[[ PROVIDED MATERIAL, beginning ]]

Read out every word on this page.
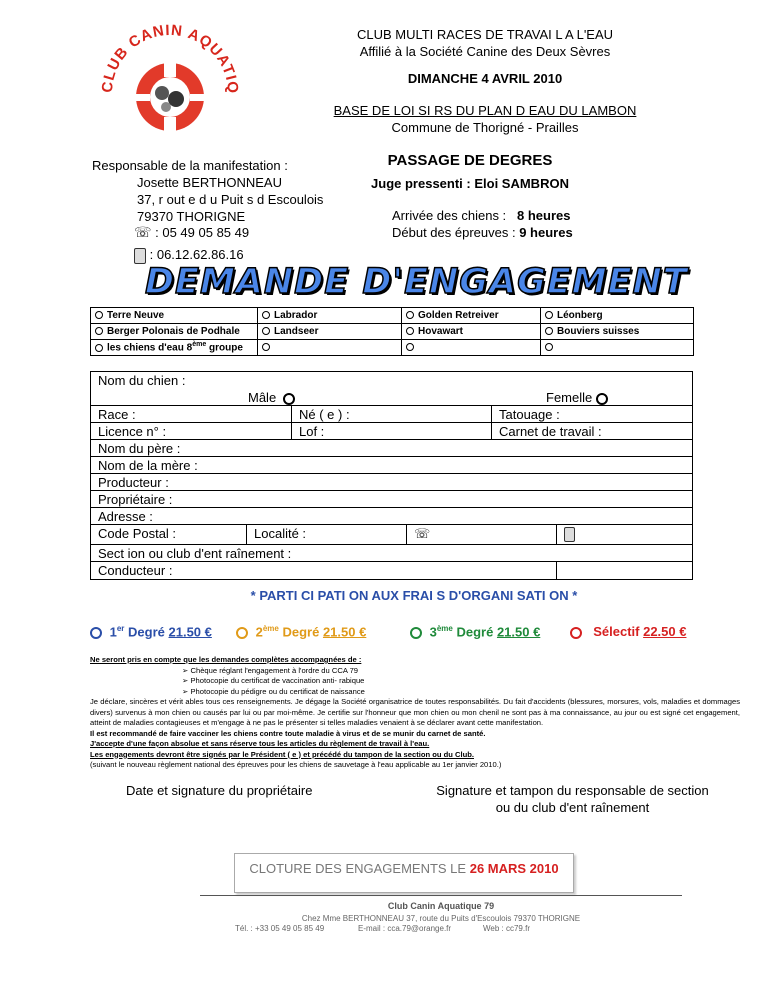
CLUB CANIN AQUATIQ
CLUB MULTI RACES DE TRAVAI L A L'EAU
Affilié à la Société Canine des Deux Sèvres
DIMANCHE 4 AVRIL 2010
BASE DE LOI SI RS DU PLAN D EAU DU LAMBON
Commune de Thorigné - Prailles
Responsable de la manifestation :
Josette BERTHONNEAU
37, r out e d u Puit s d Escoulois
79370 THORIGNE
☏ : 05 49 05 85 49
: 06.12.62.86.16
PASSAGE DE DEGRES
Juge pressenti : Eloi SAMBRON
Arrivée des chiens : 8 heures
Début des épreuves : 9 heures
DEMANDE D'ENGAGEMENT
Terre Neuve	Labrador	Golden Retreiver	Léonberg
Berger Polonais de Podhale	Landseer	Hovawart	Bouviers suisses
les chiens d'eau 8ème groupe			
Nom du chien :
Mâle	Femelle
Race :	Né ( e ) :	Tatouage :
Licence n° :	Lof :	Carnet de travail :
Nom du père :
Nom de la mère :
Producteur :
Propriétaire :
Adresse :
Code Postal :	Localité :	☏
Sect ion ou club d'ent raînement :
Conducteur :
* PARTI CI PATI ON AUX FRAI S D'ORGANI SATI ON *
1er Degré 21.50 €	2ème Degré 21.50 €	3ème Degré 21.50 €	Sélectif 22.50 €
Ne seront pris en compte que les demandes complètes accompagnées de :
➢ Chèque réglant l'engagement à l'ordre du CCA 79
➢ Photocopie du certificat de vaccination anti- rabique
➢ Photocopie du pédigre ou du certificat de naissance
Je déclare, sincères et vérit ables tous ces renseignements. Je dégage la Société organisatrice de toutes responsabilités. Du fait d'accidents (blessures, morsures, vols, maladies et dommages divers) survenus à mon chien ou causés par lui ou par moi-même. Je certifie sur l'honneur que mon chien ou mon chenil ne sont pas à ma connaissance, au jour ou est signé cet engagement, atteint de maladies contagieuses et m'engage à ne pas le présenter si telles maladies venaient à se déclarer avant cette manifestation.
Il est recommandé de faire vacciner les chiens contre toute maladie à virus et de se munir du carnet de santé.
J'accepte d'une façon absolue et sans réserve tous les articles du règlement de travail à l'eau.
Les engagements devront être signés par le Président ( e ) et précédé du tampon de la section ou du Club.
(suivant le nouveau règlement national des épreuves pour les chiens de sauvetage à l'eau applicable au 1er janvier 2010.)
Date et signature du propriétaire	Signature et tampon du responsable de section
ou du club d'ent raînement
CLOTURE DES ENGAGEMENTS LE 26 MARS 2010
Club Canin Aquatique 79
Chez Mme BERTHONNEAU 37, route du Puits d'Escoulois 79370 THORIGNE
Tél. : +33 05 49 05 85 49	E-mail : cca.79@orange.fr	Web : cc79.fr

[[ PROVIDED MATERIAL, end ]]

**WHAT THIS TASK INVOLVES**
Each line of the data is to be duplicated exactly; pictures stay out of the copy.

**OUTPUT OF THE EXERCISE**
Read out every word on this page.
CLUB CANIN AQUATIQ
CLUB MULTI RACES DE TRAVAI L A L'EAU
Affilié à la Société Canine des Deux Sèvres
DIMANCHE 4 AVRIL 2010
BASE DE LOI SI RS DU PLAN D EAU DU LAMBON
Commune de Thorigné - Prailles
Responsable de la manifestation :
Josette BERTHONNEAU
37, r out e d u Puit s d Escoulois
79370 THORIGNE
☏ : 05 49 05 85 49
: 06.12.62.86.16
PASSAGE DE DEGRES
Juge pressenti : Eloi SAMBRON
Arrivée des chiens : 8 heures
Début des épreuves : 9 heures
DEMANDE D'ENGAGEMENT
Terre Neuve	Labrador	Golden Retreiver	Léonberg
Berger Polonais de Podhale	Landseer	Hovawart	Bouviers suisses
les chiens d'eau 8ème groupe			
Nom du chien :
Mâle	Femelle
Race :	Né ( e ) :	Tatouage :
Licence n° :	Lof :	Carnet de travail :
Nom du père :
Nom de la mère :
Producteur :
Propriétaire :
Adresse :
Code Postal :	Localité :	☏
Sect ion ou club d'ent raînement :
Conducteur :
* PARTI CI PATI ON AUX FRAI S D'ORGANI SATI ON *
1er Degré 21.50 €	2ème Degré 21.50 €	3ème Degré 21.50 €	Sélectif 22.50 €
Ne seront pris en compte que les demandes complètes accompagnées de :
➢ Chèque réglant l'engagement à l'ordre du CCA 79
➢ Photocopie du certificat de vaccination anti- rabique
➢ Photocopie du pédigre ou du certificat de naissance
Je déclare, sincères et vérit ables tous ces renseignements. Je dégage la Société organisatrice de toutes responsabilités. Du fait d'accidents (blessures, morsures, vols, maladies et dommages divers) survenus à mon chien ou causés par lui ou par moi-même. Je certifie sur l'honneur que mon chien ou mon chenil ne sont pas à ma connaissance, au jour ou est signé cet engagement, atteint de maladies contagieuses et m'engage à ne pas le présenter si telles maladies venaient à se déclarer avant cette manifestation.
Il est recommandé de faire vacciner les chiens contre toute maladie à virus et de se munir du carnet de santé.
J'accepte d'une façon absolue et sans réserve tous les articles du règlement de travail à l'eau.
Les engagements devront être signés par le Président ( e ) et précédé du tampon de la section ou du Club.
(suivant le nouveau règlement national des épreuves pour les chiens de sauvetage à l'eau applicable au 1er janvier 2010.)
Date et signature du propriétaire	Signature et tampon du responsable de section
ou du club d'ent raînement
CLOTURE DES ENGAGEMENTS LE 26 MARS 2010
Club Canin Aquatique 79
Chez Mme BERTHONNEAU 37, route du Puits d'Escoulois 79370 THORIGNE
Tél. : +33 05 49 05 85 49	E-mail : cca.79@orange.fr	Web : cc79.fr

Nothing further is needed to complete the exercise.